+++ Supplied entries

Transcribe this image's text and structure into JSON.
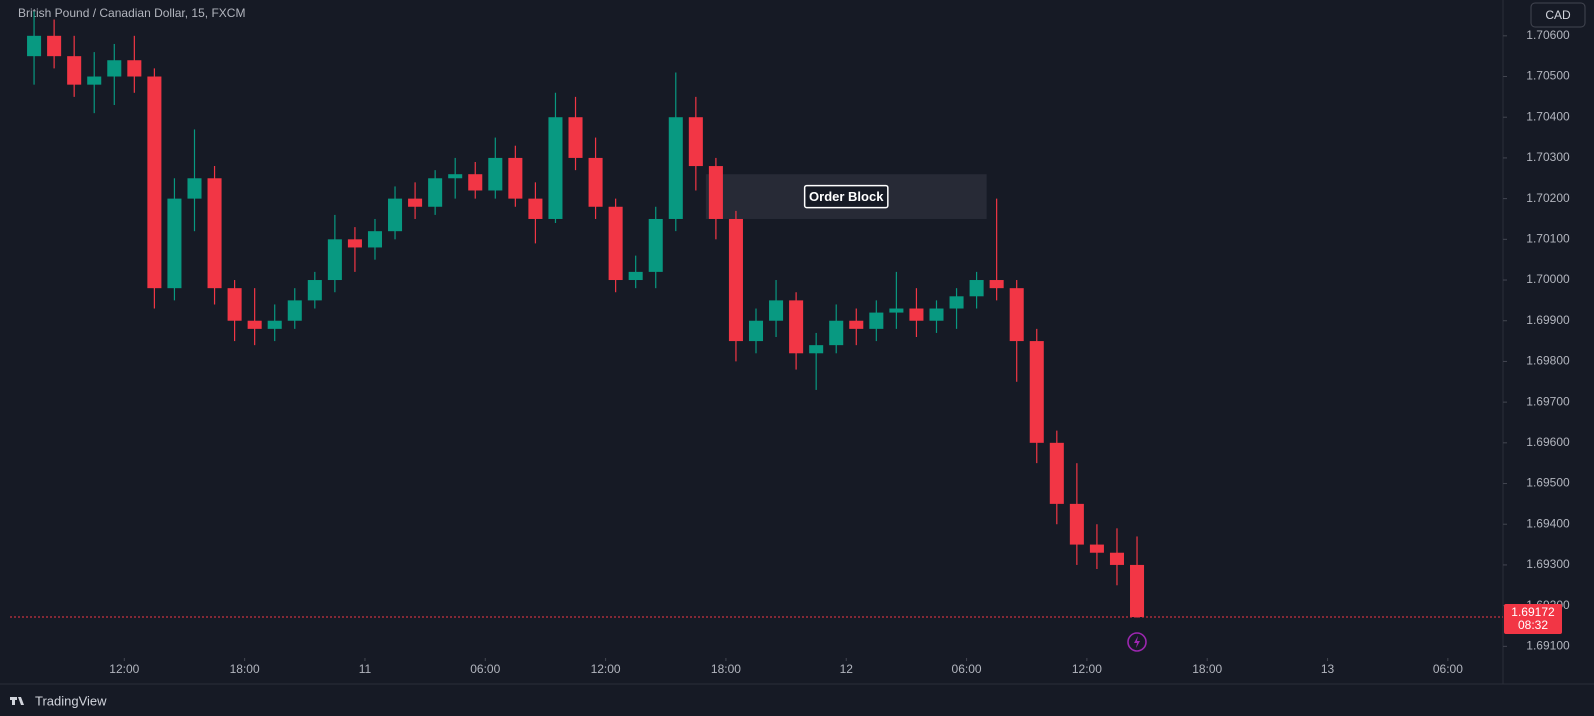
{
  "chart_data": {
    "type": "candlestick",
    "title": "British Pound / Canadian Dollar, 15, FXCM",
    "currency": "CAD",
    "x": [
      7,
      8,
      9,
      10,
      11,
      12,
      13,
      14,
      15,
      16,
      17,
      18,
      19,
      20,
      21,
      22,
      23,
      24,
      25,
      26,
      27,
      28,
      29,
      30,
      31,
      32,
      33,
      34,
      35,
      36,
      37,
      38,
      39,
      40,
      41,
      42,
      43,
      44,
      45,
      46,
      47,
      48,
      49,
      50,
      51,
      52,
      53,
      54,
      55,
      56,
      57,
      58,
      59,
      60,
      61,
      62
    ],
    "open": [
      1.7055,
      1.706,
      1.7055,
      1.7048,
      1.705,
      1.7054,
      1.705,
      1.6998,
      1.702,
      1.7025,
      1.6998,
      1.699,
      1.6988,
      1.699,
      1.6995,
      1.7,
      1.701,
      1.7008,
      1.7012,
      1.702,
      1.7018,
      1.7025,
      1.7026,
      1.7022,
      1.703,
      1.702,
      1.7015,
      1.704,
      1.703,
      1.7018,
      1.7,
      1.7002,
      1.7015,
      1.704,
      1.7028,
      1.7015,
      1.6985,
      1.699,
      1.6995,
      1.6982,
      1.6984,
      1.699,
      1.6988,
      1.6992,
      1.6993,
      1.699,
      1.6993,
      1.6996,
      1.7,
      1.6998,
      1.6985,
      1.696,
      1.6945,
      1.6935,
      1.6933,
      1.693
    ],
    "high": [
      1.7066,
      1.7064,
      1.706,
      1.7056,
      1.7058,
      1.706,
      1.7052,
      1.7025,
      1.7037,
      1.7028,
      1.7,
      1.6998,
      1.6994,
      1.6998,
      1.7002,
      1.7016,
      1.7013,
      1.7015,
      1.7023,
      1.7024,
      1.7027,
      1.703,
      1.7029,
      1.7035,
      1.7033,
      1.7024,
      1.7046,
      1.7045,
      1.7035,
      1.702,
      1.7006,
      1.7018,
      1.7051,
      1.7045,
      1.703,
      1.7017,
      1.6993,
      1.7,
      1.6997,
      1.6987,
      1.6994,
      1.6993,
      1.6995,
      1.7002,
      1.6998,
      1.6995,
      1.6998,
      1.7002,
      1.702,
      1.7,
      1.6988,
      1.6963,
      1.6955,
      1.694,
      1.6939,
      1.6937
    ],
    "low": [
      1.7048,
      1.7052,
      1.7045,
      1.7041,
      1.7043,
      1.7046,
      1.6993,
      1.6995,
      1.7012,
      1.6994,
      1.6985,
      1.6984,
      1.6985,
      1.6988,
      1.6993,
      1.6997,
      1.7002,
      1.7005,
      1.701,
      1.7015,
      1.7016,
      1.702,
      1.702,
      1.702,
      1.7018,
      1.7009,
      1.7014,
      1.7027,
      1.7015,
      1.6997,
      1.6998,
      1.6998,
      1.7012,
      1.7022,
      1.701,
      1.698,
      1.6982,
      1.6986,
      1.6978,
      1.6973,
      1.6982,
      1.6984,
      1.6985,
      1.6988,
      1.6986,
      1.6987,
      1.6988,
      1.6993,
      1.6995,
      1.6975,
      1.6955,
      1.694,
      1.693,
      1.6929,
      1.6925,
      1.6917
    ],
    "close": [
      1.706,
      1.7055,
      1.7048,
      1.705,
      1.7054,
      1.705,
      1.6998,
      1.702,
      1.7025,
      1.6998,
      1.699,
      1.6988,
      1.699,
      1.6995,
      1.7,
      1.701,
      1.7008,
      1.7012,
      1.702,
      1.7018,
      1.7025,
      1.7026,
      1.7022,
      1.703,
      1.702,
      1.7015,
      1.704,
      1.703,
      1.7018,
      1.7,
      1.7002,
      1.7015,
      1.704,
      1.7028,
      1.7015,
      1.6985,
      1.699,
      1.6995,
      1.6982,
      1.6984,
      1.699,
      1.6988,
      1.6992,
      1.6993,
      1.699,
      1.6993,
      1.6996,
      1.7,
      1.6998,
      1.6985,
      1.696,
      1.6945,
      1.6935,
      1.6933,
      1.693,
      1.69172
    ],
    "up_color": "#089981",
    "down_color": "#f23645",
    "xlim": [
      6.3,
      80.6
    ],
    "xticks": [
      {
        "value": 12,
        "label": "12:00"
      },
      {
        "value": 18,
        "label": "18:00"
      },
      {
        "value": 24,
        "label": "11"
      },
      {
        "value": 30,
        "label": "06:00"
      },
      {
        "value": 36,
        "label": "12:00"
      },
      {
        "value": 42,
        "label": "18:00"
      },
      {
        "value": 48,
        "label": "12"
      },
      {
        "value": 54,
        "label": "06:00"
      },
      {
        "value": 60,
        "label": "12:00"
      },
      {
        "value": 66,
        "label": "18:00"
      },
      {
        "value": 72,
        "label": "13"
      },
      {
        "value": 78,
        "label": "06:00"
      }
    ],
    "ylim": [
      1.69091,
      1.70688
    ],
    "yticks": [
      {
        "value": 1.706,
        "label": "1.70600"
      },
      {
        "value": 1.705,
        "label": "1.70500"
      },
      {
        "value": 1.704,
        "label": "1.70400"
      },
      {
        "value": 1.703,
        "label": "1.70300"
      },
      {
        "value": 1.702,
        "label": "1.70200"
      },
      {
        "value": 1.701,
        "label": "1.70100"
      },
      {
        "value": 1.7,
        "label": "1.70000"
      },
      {
        "value": 1.699,
        "label": "1.69900"
      },
      {
        "value": 1.698,
        "label": "1.69800"
      },
      {
        "value": 1.697,
        "label": "1.69700"
      },
      {
        "value": 1.696,
        "label": "1.69600"
      },
      {
        "value": 1.695,
        "label": "1.69500"
      },
      {
        "value": 1.694,
        "label": "1.69400"
      },
      {
        "value": 1.693,
        "label": "1.69300"
      },
      {
        "value": 1.692,
        "label": "1.69200"
      },
      {
        "value": 1.691,
        "label": "1.69100"
      }
    ],
    "grid": false,
    "last_price": {
      "value": 1.69172,
      "countdown": "08:32",
      "color": "#f23645"
    },
    "box": {
      "label": "Order Block",
      "x": [
        41,
        55
      ],
      "y": [
        1.7015,
        1.7026
      ]
    }
  },
  "footer": {
    "brand": "TradingView"
  }
}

++++++

_What to produce:_ Leave the pictures out and reproduce all of the records exactly.

_Result of this task:_
Transcribe this image's text and structure into JSON.
{
  "chart_data": {
    "type": "candlestick",
    "title": "British Pound / Canadian Dollar, 15, FXCM",
    "currency": "CAD",
    "x": [
      7,
      8,
      9,
      10,
      11,
      12,
      13,
      14,
      15,
      16,
      17,
      18,
      19,
      20,
      21,
      22,
      23,
      24,
      25,
      26,
      27,
      28,
      29,
      30,
      31,
      32,
      33,
      34,
      35,
      36,
      37,
      38,
      39,
      40,
      41,
      42,
      43,
      44,
      45,
      46,
      47,
      48,
      49,
      50,
      51,
      52,
      53,
      54,
      55,
      56,
      57,
      58,
      59,
      60,
      61,
      62
    ],
    "open": [
      1.7055,
      1.706,
      1.7055,
      1.7048,
      1.705,
      1.7054,
      1.705,
      1.6998,
      1.702,
      1.7025,
      1.6998,
      1.699,
      1.6988,
      1.699,
      1.6995,
      1.7,
      1.701,
      1.7008,
      1.7012,
      1.702,
      1.7018,
      1.7025,
      1.7026,
      1.7022,
      1.703,
      1.702,
      1.7015,
      1.704,
      1.703,
      1.7018,
      1.7,
      1.7002,
      1.7015,
      1.704,
      1.7028,
      1.7015,
      1.6985,
      1.699,
      1.6995,
      1.6982,
      1.6984,
      1.699,
      1.6988,
      1.6992,
      1.6993,
      1.699,
      1.6993,
      1.6996,
      1.7,
      1.6998,
      1.6985,
      1.696,
      1.6945,
      1.6935,
      1.6933,
      1.693
    ],
    "high": [
      1.7066,
      1.7064,
      1.706,
      1.7056,
      1.7058,
      1.706,
      1.7052,
      1.7025,
      1.7037,
      1.7028,
      1.7,
      1.6998,
      1.6994,
      1.6998,
      1.7002,
      1.7016,
      1.7013,
      1.7015,
      1.7023,
      1.7024,
      1.7027,
      1.703,
      1.7029,
      1.7035,
      1.7033,
      1.7024,
      1.7046,
      1.7045,
      1.7035,
      1.702,
      1.7006,
      1.7018,
      1.7051,
      1.7045,
      1.703,
      1.7017,
      1.6993,
      1.7,
      1.6997,
      1.6987,
      1.6994,
      1.6993,
      1.6995,
      1.7002,
      1.6998,
      1.6995,
      1.6998,
      1.7002,
      1.702,
      1.7,
      1.6988,
      1.6963,
      1.6955,
      1.694,
      1.6939,
      1.6937
    ],
    "low": [
      1.7048,
      1.7052,
      1.7045,
      1.7041,
      1.7043,
      1.7046,
      1.6993,
      1.6995,
      1.7012,
      1.6994,
      1.6985,
      1.6984,
      1.6985,
      1.6988,
      1.6993,
      1.6997,
      1.7002,
      1.7005,
      1.701,
      1.7015,
      1.7016,
      1.702,
      1.702,
      1.702,
      1.7018,
      1.7009,
      1.7014,
      1.7027,
      1.7015,
      1.6997,
      1.6998,
      1.6998,
      1.7012,
      1.7022,
      1.701,
      1.698,
      1.6982,
      1.6986,
      1.6978,
      1.6973,
      1.6982,
      1.6984,
      1.6985,
      1.6988,
      1.6986,
      1.6987,
      1.6988,
      1.6993,
      1.6995,
      1.6975,
      1.6955,
      1.694,
      1.693,
      1.6929,
      1.6925,
      1.6917
    ],
    "close": [
      1.706,
      1.7055,
      1.7048,
      1.705,
      1.7054,
      1.705,
      1.6998,
      1.702,
      1.7025,
      1.6998,
      1.699,
      1.6988,
      1.699,
      1.6995,
      1.7,
      1.701,
      1.7008,
      1.7012,
      1.702,
      1.7018,
      1.7025,
      1.7026,
      1.7022,
      1.703,
      1.702,
      1.7015,
      1.704,
      1.703,
      1.7018,
      1.7,
      1.7002,
      1.7015,
      1.704,
      1.7028,
      1.7015,
      1.6985,
      1.699,
      1.6995,
      1.6982,
      1.6984,
      1.699,
      1.6988,
      1.6992,
      1.6993,
      1.699,
      1.6993,
      1.6996,
      1.7,
      1.6998,
      1.6985,
      1.696,
      1.6945,
      1.6935,
      1.6933,
      1.693,
      1.69172
    ],
    "up_color": "#089981",
    "down_color": "#f23645",
    "xlim": [
      6.3,
      80.6
    ],
    "xticks": [
      {
        "value": 12,
        "label": "12:00"
      },
      {
        "value": 18,
        "label": "18:00"
      },
      {
        "value": 24,
        "label": "11"
      },
      {
        "value": 30,
        "label": "06:00"
      },
      {
        "value": 36,
        "label": "12:00"
      },
      {
        "value": 42,
        "label": "18:00"
      },
      {
        "value": 48,
        "label": "12"
      },
      {
        "value": 54,
        "label": "06:00"
      },
      {
        "value": 60,
        "label": "12:00"
      },
      {
        "value": 66,
        "label": "18:00"
      },
      {
        "value": 72,
        "label": "13"
      },
      {
        "value": 78,
        "label": "06:00"
      }
    ],
    "ylim": [
      1.69091,
      1.70688
    ],
    "yticks": [
      {
        "value": 1.706,
        "label": "1.70600"
      },
      {
        "value": 1.705,
        "label": "1.70500"
      },
      {
        "value": 1.704,
        "label": "1.70400"
      },
      {
        "value": 1.703,
        "label": "1.70300"
      },
      {
        "value": 1.702,
        "label": "1.70200"
      },
      {
        "value": 1.701,
        "label": "1.70100"
      },
      {
        "value": 1.7,
        "label": "1.70000"
      },
      {
        "value": 1.699,
        "label": "1.69900"
      },
      {
        "value": 1.698,
        "label": "1.69800"
      },
      {
        "value": 1.697,
        "label": "1.69700"
      },
      {
        "value": 1.696,
        "label": "1.69600"
      },
      {
        "value": 1.695,
        "label": "1.69500"
      },
      {
        "value": 1.694,
        "label": "1.69400"
      },
      {
        "value": 1.693,
        "label": "1.69300"
      },
      {
        "value": 1.692,
        "label": "1.69200"
      },
      {
        "value": 1.691,
        "label": "1.69100"
      }
    ],
    "grid": false,
    "last_price": {
      "value": 1.69172,
      "countdown": "08:32",
      "color": "#f23645"
    },
    "box": {
      "label": "Order Block",
      "x": [
        41,
        55
      ],
      "y": [
        1.7015,
        1.7026
      ]
    }
  },
  "footer": {
    "brand": "TradingView"
  }
}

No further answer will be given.